_What to do_.
Scan the data for "office" and copy the lines it appears in.

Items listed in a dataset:
● ● ●

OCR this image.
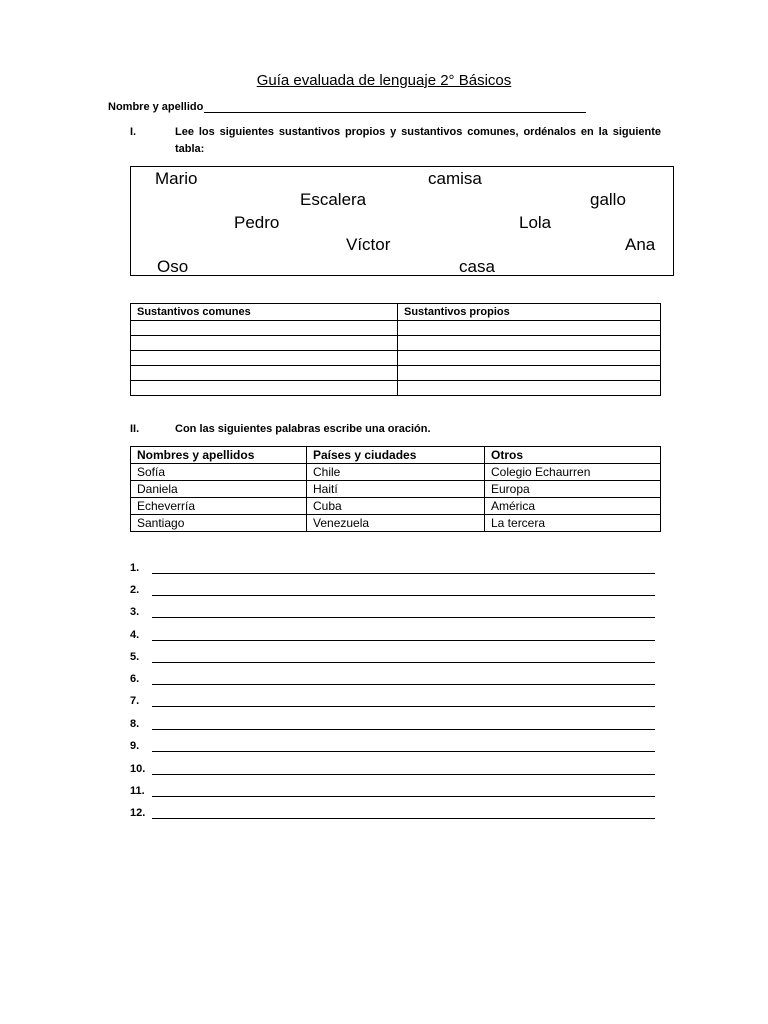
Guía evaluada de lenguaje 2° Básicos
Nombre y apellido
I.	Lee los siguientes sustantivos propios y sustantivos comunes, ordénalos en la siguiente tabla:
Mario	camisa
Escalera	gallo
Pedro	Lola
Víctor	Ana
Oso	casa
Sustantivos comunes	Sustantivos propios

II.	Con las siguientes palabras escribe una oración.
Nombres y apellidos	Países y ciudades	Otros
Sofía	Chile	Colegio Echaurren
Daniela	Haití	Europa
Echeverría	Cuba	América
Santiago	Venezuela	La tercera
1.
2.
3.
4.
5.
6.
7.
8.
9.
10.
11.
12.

● ● ●

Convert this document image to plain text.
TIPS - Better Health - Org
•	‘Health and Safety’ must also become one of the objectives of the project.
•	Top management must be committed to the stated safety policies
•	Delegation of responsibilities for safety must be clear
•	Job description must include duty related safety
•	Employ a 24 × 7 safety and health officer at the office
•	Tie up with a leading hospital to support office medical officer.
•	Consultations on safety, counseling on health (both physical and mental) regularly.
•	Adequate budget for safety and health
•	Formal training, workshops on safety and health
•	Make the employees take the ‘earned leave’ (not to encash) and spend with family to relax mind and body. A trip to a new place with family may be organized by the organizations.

● ● ●

_Problem solution_.
•	Employ a 24 × 7 safety and health officer at the office
•	Tie up with a leading hospital to support office medical officer.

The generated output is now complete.